**Provided data:**
▶

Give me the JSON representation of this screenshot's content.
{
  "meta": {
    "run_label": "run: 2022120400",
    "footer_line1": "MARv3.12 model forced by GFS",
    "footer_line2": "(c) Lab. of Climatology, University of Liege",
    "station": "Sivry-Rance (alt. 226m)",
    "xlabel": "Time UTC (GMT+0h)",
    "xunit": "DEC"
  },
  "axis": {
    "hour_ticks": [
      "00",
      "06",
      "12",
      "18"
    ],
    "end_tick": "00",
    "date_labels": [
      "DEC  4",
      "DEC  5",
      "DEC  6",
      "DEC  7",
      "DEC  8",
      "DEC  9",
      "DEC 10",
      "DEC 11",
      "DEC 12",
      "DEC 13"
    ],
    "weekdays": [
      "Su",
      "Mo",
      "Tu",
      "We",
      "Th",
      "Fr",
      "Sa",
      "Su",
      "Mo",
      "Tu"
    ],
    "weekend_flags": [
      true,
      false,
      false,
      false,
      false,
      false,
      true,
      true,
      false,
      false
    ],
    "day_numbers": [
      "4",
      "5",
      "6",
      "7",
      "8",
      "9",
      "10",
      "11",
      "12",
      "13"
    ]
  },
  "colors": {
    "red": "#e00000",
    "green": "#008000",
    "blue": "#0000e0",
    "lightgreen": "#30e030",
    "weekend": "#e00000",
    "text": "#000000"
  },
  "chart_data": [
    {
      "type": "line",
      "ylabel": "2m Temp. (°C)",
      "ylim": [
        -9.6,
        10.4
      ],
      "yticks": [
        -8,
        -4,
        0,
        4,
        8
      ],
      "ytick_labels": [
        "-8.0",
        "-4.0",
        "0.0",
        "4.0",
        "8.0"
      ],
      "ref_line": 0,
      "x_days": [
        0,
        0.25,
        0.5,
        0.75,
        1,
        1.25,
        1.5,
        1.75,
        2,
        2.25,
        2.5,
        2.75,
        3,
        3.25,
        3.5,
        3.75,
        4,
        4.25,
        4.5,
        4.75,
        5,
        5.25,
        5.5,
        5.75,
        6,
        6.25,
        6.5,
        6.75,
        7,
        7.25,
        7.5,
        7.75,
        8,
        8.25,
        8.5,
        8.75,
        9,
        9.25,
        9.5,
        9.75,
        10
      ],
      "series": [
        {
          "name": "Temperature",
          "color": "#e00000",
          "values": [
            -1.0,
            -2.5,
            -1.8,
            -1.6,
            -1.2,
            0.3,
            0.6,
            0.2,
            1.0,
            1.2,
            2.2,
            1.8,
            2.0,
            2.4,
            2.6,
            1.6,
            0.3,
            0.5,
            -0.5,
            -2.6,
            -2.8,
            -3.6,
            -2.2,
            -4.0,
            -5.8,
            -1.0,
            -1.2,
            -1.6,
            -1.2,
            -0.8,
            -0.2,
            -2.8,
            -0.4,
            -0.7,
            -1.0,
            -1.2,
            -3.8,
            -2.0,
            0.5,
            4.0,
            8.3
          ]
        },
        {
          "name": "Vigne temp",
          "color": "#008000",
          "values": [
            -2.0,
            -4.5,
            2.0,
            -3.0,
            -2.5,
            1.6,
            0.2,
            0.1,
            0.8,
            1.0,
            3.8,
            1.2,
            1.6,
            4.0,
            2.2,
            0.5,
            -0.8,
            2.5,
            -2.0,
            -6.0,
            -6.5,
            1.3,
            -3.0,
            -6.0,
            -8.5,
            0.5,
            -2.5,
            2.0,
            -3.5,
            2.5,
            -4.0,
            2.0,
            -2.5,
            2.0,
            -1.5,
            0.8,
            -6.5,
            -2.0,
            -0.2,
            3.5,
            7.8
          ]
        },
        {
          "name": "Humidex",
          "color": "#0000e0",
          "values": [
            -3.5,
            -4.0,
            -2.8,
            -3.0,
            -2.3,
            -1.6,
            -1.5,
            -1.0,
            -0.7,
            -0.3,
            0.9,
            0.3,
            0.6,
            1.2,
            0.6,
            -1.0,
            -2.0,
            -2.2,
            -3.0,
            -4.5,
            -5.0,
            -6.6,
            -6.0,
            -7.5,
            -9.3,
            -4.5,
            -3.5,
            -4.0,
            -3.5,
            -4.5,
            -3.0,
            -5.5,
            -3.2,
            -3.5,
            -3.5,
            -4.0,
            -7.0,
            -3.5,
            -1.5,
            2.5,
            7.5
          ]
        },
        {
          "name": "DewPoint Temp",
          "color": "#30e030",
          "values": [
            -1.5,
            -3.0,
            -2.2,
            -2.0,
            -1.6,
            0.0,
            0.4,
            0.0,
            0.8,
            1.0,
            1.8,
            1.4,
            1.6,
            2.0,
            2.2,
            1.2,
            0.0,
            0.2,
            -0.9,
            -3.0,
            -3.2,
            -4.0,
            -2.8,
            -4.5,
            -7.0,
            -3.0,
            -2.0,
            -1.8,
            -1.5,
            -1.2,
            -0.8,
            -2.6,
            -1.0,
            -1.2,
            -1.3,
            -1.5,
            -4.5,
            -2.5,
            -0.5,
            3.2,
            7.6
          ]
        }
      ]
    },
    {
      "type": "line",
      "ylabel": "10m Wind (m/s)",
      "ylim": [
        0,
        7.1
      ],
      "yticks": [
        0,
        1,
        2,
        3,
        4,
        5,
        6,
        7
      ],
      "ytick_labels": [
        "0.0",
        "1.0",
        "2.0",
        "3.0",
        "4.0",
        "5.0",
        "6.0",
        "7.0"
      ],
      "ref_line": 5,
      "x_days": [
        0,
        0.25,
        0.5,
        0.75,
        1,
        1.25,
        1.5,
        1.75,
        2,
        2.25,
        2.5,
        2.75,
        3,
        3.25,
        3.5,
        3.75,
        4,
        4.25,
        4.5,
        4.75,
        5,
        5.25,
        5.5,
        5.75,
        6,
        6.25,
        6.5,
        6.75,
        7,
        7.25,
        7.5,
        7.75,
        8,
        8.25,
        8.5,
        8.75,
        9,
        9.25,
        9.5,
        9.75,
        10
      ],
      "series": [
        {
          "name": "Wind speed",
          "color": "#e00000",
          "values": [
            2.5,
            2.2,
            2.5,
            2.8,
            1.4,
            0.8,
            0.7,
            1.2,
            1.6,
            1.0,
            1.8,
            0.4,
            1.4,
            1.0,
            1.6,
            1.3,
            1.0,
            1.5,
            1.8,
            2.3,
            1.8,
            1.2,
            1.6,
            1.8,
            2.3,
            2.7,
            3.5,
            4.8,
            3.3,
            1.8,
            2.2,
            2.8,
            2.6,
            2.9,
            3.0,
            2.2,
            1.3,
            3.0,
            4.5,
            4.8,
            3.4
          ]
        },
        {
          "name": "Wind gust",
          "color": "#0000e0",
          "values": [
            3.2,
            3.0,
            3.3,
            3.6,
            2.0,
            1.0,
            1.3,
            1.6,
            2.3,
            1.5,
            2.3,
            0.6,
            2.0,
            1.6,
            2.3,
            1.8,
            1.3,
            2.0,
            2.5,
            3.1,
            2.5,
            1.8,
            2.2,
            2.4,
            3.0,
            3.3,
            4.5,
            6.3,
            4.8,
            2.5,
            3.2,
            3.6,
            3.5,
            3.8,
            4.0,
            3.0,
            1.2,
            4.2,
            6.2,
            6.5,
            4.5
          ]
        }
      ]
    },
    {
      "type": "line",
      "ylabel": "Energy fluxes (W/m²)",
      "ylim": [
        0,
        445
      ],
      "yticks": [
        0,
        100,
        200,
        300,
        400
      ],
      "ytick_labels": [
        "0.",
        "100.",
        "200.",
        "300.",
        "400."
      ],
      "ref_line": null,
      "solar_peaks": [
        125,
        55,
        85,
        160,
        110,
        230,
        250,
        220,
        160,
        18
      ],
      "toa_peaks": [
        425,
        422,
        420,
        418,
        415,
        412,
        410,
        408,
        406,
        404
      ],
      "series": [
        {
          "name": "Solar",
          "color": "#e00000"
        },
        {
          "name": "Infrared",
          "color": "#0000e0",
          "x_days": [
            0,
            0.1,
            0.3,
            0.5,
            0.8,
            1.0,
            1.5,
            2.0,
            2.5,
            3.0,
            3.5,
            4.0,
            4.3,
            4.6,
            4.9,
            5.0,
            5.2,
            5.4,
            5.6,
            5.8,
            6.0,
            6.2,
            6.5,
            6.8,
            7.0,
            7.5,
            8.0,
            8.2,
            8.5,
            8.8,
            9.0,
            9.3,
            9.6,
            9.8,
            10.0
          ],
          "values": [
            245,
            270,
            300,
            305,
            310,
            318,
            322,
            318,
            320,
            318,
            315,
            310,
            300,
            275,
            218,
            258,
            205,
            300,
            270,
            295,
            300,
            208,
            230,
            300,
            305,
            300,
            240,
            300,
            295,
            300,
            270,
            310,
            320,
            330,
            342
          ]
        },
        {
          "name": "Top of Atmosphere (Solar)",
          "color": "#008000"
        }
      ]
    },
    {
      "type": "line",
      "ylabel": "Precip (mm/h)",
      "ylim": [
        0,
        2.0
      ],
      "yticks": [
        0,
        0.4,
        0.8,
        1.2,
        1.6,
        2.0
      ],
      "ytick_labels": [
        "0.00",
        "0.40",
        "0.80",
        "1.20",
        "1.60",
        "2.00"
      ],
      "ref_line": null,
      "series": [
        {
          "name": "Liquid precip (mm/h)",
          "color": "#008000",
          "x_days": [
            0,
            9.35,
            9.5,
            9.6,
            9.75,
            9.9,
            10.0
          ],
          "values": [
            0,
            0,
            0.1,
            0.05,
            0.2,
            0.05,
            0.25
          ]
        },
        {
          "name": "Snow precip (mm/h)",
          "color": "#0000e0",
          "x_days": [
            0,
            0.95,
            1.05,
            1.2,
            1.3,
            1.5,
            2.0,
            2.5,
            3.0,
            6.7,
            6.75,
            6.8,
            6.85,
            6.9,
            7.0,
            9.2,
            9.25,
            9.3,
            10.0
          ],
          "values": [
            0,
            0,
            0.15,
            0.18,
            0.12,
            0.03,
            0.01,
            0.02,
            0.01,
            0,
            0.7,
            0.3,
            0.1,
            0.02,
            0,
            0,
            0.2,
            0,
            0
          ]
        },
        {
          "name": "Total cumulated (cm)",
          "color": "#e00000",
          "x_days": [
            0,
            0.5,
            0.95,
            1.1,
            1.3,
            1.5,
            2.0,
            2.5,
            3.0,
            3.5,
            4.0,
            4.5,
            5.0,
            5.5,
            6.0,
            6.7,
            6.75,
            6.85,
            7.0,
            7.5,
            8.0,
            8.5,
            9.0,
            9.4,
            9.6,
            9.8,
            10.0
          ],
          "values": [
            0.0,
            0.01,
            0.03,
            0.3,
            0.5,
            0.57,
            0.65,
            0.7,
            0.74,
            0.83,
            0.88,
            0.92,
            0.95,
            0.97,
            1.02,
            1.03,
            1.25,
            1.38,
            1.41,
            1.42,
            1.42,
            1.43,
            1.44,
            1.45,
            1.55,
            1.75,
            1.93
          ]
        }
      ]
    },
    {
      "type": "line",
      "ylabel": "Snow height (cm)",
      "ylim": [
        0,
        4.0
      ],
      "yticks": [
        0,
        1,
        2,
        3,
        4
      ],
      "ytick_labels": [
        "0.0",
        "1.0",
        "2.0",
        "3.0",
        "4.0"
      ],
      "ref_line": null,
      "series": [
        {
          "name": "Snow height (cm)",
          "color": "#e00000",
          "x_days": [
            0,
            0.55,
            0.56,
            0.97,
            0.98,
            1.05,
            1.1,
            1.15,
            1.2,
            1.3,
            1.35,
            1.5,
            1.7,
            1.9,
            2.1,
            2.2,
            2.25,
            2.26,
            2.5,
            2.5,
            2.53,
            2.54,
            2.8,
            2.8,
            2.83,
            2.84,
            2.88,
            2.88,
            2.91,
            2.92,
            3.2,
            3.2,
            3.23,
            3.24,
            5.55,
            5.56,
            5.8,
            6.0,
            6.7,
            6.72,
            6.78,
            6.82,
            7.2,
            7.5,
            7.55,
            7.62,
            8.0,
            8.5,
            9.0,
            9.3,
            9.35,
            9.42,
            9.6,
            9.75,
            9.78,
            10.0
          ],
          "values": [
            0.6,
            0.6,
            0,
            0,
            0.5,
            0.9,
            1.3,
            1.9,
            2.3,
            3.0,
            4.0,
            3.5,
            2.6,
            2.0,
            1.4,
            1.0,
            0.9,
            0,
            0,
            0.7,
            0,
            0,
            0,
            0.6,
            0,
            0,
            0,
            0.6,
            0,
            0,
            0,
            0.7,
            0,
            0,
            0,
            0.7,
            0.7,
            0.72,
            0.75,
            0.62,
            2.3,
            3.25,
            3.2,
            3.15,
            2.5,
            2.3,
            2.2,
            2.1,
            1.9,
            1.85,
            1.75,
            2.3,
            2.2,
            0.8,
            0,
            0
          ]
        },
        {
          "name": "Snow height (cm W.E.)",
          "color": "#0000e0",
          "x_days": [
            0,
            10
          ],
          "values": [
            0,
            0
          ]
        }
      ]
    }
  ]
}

◀

**Written request:**
Show every line in the entries where the string "height" occurs.

**Output:**
      "ylabel": "Snow height (cm)",
          "name": "Snow height (cm)",
          "name": "Snow height (cm W.E.)",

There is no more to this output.